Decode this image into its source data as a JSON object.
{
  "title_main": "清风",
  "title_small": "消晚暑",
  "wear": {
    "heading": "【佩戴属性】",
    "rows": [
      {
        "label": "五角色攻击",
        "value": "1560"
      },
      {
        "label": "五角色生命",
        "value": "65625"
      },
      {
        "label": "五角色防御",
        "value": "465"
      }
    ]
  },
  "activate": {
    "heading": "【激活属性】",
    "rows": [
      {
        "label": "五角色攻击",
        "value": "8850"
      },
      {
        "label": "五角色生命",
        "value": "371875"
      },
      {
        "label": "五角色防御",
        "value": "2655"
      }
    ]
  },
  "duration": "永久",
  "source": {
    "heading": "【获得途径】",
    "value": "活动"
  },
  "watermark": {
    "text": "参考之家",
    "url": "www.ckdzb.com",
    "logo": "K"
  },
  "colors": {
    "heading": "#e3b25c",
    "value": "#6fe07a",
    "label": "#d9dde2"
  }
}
#####
Copy out all the entries shown above, character for character.

Decode this image into its source data as a JSON object.
{
  "title_main": "清风",
  "title_small": "消晚暑",
  "wear": {
    "heading": "【佩戴属性】",
    "rows": [
      {
        "label": "五角色攻击",
        "value": "1560"
      },
      {
        "label": "五角色生命",
        "value": "65625"
      },
      {
        "label": "五角色防御",
        "value": "465"
      }
    ]
  },
  "activate": {
    "heading": "【激活属性】",
    "rows": [
      {
        "label": "五角色攻击",
        "value": "8850"
      },
      {
        "label": "五角色生命",
        "value": "371875"
      },
      {
        "label": "五角色防御",
        "value": "2655"
      }
    ]
  },
  "duration": "永久",
  "source": {
    "heading": "【获得途径】",
    "value": "活动"
  },
  "watermark": {
    "text": "参考之家",
    "url": "www.ckdzb.com",
    "logo": "K"
  },
  "colors": {
    "heading": "#e3b25c",
    "value": "#6fe07a",
    "label": "#d9dde2"
  }
}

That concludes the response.